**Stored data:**
----------------------------------------
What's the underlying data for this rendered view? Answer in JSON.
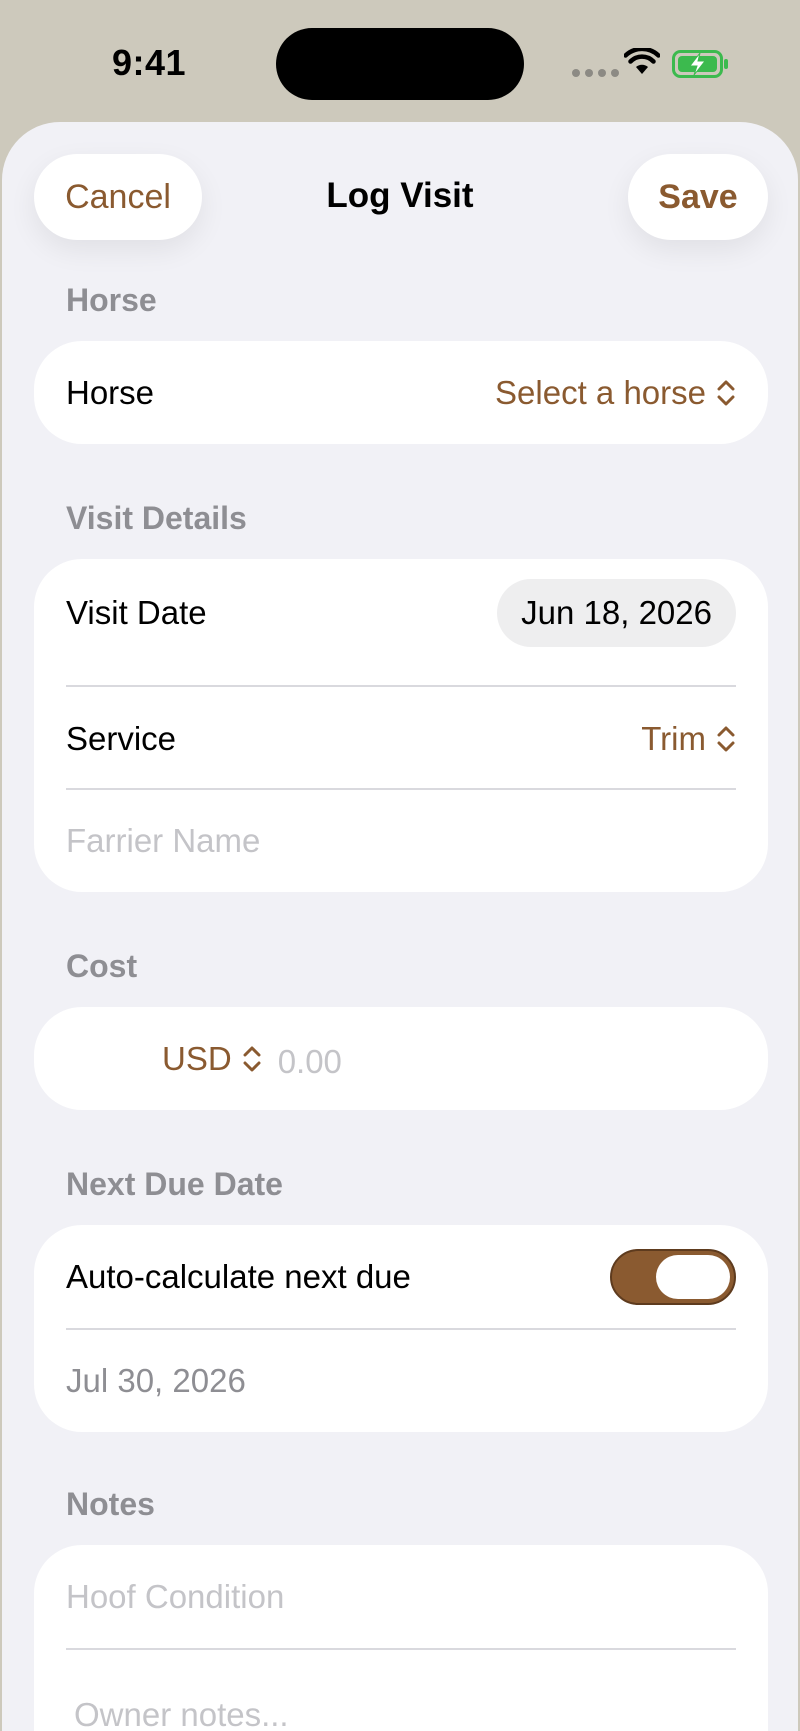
{
  "status": {
    "time": "9:41"
  },
  "nav": {
    "cancel": "Cancel",
    "title": "Log Visit",
    "save": "Save"
  },
  "sections": {
    "horse": {
      "header": "Horse",
      "label": "Horse",
      "value": "Select a horse"
    },
    "visit": {
      "header": "Visit Details",
      "date_label": "Visit Date",
      "date_value": "Jun 18, 2026",
      "service_label": "Service",
      "service_value": "Trim",
      "farrier_placeholder": "Farrier Name"
    },
    "cost": {
      "header": "Cost",
      "currency": "USD",
      "amount_placeholder": "0.00"
    },
    "next_due": {
      "header": "Next Due Date",
      "auto_label": "Auto-calculate next due",
      "auto_enabled": true,
      "date_value": "Jul 30, 2026"
    },
    "notes": {
      "header": "Notes",
      "hoof_placeholder": "Hoof Condition",
      "owner_placeholder": "Owner notes..."
    }
  },
  "colors": {
    "accent": "#8a5a30",
    "background": "#f1f1f6",
    "status_bg": "#cdc9bc"
  }
}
----------------------------------------
**To be done:** Would you set down the listing exactly, omitting pictures?

**Written answer:**
What's the underlying data for this rendered view? Answer in JSON.
{
  "status": {
    "time": "9:41"
  },
  "nav": {
    "cancel": "Cancel",
    "title": "Log Visit",
    "save": "Save"
  },
  "sections": {
    "horse": {
      "header": "Horse",
      "label": "Horse",
      "value": "Select a horse"
    },
    "visit": {
      "header": "Visit Details",
      "date_label": "Visit Date",
      "date_value": "Jun 18, 2026",
      "service_label": "Service",
      "service_value": "Trim",
      "farrier_placeholder": "Farrier Name"
    },
    "cost": {
      "header": "Cost",
      "currency": "USD",
      "amount_placeholder": "0.00"
    },
    "next_due": {
      "header": "Next Due Date",
      "auto_label": "Auto-calculate next due",
      "auto_enabled": true,
      "date_value": "Jul 30, 2026"
    },
    "notes": {
      "header": "Notes",
      "hoof_placeholder": "Hoof Condition",
      "owner_placeholder": "Owner notes..."
    }
  },
  "colors": {
    "accent": "#8a5a30",
    "background": "#f1f1f6",
    "status_bg": "#cdc9bc"
  }
}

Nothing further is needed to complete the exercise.